Copy every line from the material below that holds "организатором".

## start Record excerpts

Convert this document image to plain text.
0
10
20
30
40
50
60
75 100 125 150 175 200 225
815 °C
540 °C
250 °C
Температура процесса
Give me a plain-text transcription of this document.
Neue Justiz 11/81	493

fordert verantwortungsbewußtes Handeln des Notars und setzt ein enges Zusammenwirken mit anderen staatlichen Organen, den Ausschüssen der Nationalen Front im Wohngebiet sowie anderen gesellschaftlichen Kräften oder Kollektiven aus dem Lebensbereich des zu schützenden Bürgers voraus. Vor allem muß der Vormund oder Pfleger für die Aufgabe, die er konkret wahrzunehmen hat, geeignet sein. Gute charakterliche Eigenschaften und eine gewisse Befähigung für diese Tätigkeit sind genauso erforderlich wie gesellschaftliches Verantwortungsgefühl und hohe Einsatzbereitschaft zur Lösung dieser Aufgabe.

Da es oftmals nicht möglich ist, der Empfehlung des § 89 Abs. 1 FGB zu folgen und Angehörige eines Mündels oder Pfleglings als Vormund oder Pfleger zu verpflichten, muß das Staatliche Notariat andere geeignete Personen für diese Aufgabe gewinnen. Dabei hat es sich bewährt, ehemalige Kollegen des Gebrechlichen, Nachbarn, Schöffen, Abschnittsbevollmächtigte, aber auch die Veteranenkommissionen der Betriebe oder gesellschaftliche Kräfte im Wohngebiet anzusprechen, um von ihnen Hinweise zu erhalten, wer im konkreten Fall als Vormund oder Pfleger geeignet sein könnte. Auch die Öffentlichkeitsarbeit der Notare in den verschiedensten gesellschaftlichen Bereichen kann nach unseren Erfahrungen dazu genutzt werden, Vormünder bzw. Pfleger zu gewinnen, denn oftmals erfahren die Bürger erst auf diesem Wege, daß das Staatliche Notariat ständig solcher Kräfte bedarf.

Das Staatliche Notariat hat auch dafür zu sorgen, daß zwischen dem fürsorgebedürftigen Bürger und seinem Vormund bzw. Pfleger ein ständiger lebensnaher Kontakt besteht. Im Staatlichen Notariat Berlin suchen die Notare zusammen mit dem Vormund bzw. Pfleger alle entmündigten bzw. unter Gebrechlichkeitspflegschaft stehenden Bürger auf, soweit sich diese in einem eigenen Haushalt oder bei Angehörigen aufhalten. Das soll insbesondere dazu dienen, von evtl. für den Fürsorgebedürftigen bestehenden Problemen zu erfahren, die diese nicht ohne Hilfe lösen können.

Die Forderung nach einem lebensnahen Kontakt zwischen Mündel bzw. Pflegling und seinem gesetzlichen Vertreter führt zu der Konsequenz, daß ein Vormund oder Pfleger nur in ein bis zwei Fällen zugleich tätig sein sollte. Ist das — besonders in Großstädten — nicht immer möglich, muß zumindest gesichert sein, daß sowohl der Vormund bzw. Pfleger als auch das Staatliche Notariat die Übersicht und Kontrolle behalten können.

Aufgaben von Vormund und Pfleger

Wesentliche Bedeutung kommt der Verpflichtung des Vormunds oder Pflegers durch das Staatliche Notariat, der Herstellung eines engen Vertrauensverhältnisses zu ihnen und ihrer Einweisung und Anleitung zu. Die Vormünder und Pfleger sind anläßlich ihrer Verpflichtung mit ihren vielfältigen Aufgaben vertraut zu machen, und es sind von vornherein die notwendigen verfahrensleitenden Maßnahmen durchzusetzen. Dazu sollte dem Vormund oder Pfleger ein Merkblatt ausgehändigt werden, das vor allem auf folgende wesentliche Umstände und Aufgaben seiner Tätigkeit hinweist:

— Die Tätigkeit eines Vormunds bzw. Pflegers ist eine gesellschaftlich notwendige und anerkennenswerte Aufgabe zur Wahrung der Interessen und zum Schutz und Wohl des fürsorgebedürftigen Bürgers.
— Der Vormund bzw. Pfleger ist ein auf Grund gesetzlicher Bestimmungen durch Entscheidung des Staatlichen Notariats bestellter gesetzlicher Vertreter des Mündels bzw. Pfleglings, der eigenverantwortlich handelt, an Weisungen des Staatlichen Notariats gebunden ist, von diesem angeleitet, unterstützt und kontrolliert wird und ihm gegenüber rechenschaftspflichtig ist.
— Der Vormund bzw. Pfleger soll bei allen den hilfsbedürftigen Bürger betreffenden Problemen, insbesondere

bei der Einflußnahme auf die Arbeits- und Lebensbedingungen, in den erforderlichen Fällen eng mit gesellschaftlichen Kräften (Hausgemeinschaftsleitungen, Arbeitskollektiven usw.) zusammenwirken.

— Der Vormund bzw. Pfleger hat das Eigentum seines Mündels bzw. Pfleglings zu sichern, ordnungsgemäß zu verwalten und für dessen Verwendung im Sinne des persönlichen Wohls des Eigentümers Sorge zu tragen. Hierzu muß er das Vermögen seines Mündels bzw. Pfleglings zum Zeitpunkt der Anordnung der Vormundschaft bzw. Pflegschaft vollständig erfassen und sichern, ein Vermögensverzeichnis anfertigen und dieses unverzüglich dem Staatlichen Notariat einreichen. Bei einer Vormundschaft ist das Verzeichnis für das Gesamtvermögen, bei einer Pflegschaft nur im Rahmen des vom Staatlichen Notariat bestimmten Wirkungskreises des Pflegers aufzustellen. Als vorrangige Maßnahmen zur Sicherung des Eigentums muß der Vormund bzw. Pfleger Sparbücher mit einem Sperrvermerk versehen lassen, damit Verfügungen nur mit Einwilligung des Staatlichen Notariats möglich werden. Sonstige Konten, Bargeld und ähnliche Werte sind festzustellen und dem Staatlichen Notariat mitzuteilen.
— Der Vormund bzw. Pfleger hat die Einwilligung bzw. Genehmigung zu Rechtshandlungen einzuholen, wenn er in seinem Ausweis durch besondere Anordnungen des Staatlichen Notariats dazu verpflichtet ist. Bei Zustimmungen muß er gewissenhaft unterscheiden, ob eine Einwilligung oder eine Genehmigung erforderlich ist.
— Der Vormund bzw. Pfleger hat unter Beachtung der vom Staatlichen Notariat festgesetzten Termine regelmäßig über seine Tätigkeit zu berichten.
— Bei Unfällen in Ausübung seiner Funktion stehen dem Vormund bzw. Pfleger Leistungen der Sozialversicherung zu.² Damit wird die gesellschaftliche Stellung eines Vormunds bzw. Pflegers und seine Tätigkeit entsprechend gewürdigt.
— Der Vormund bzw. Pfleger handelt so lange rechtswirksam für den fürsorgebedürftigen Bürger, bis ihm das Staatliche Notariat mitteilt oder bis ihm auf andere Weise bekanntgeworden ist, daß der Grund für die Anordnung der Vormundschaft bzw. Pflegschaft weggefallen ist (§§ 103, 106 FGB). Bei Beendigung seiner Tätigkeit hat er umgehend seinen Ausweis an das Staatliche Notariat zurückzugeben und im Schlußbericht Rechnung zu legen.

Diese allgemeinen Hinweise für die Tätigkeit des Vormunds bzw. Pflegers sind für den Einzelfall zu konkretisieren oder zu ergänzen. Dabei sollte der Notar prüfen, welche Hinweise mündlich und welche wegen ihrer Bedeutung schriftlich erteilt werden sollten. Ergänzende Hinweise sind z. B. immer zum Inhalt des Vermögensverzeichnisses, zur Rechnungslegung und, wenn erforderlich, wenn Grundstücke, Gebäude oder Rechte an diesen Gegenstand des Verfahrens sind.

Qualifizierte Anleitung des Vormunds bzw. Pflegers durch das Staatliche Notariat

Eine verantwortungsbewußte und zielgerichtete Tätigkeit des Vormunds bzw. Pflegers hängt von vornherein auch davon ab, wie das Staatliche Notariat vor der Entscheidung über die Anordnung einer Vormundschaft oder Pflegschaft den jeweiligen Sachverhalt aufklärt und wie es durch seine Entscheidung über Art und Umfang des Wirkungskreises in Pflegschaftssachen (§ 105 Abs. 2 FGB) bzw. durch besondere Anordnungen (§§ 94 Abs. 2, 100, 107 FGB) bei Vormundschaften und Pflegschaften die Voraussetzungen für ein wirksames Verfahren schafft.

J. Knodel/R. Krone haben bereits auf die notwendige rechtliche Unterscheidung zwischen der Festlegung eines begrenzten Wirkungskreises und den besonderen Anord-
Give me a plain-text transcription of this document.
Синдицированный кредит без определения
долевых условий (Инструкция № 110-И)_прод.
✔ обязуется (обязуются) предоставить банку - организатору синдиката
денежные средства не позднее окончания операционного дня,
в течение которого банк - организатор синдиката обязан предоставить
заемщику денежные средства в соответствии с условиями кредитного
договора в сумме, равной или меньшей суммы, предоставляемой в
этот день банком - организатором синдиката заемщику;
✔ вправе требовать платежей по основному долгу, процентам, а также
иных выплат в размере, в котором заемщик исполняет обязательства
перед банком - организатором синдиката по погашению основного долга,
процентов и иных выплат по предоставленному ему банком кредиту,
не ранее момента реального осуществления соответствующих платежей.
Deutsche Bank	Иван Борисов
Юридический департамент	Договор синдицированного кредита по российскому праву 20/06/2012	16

## end Record excerpts

[Result of this task]:
этот день банком - организатором синдиката заемщику;
перед банком - организатором синдиката по погашению основного долга,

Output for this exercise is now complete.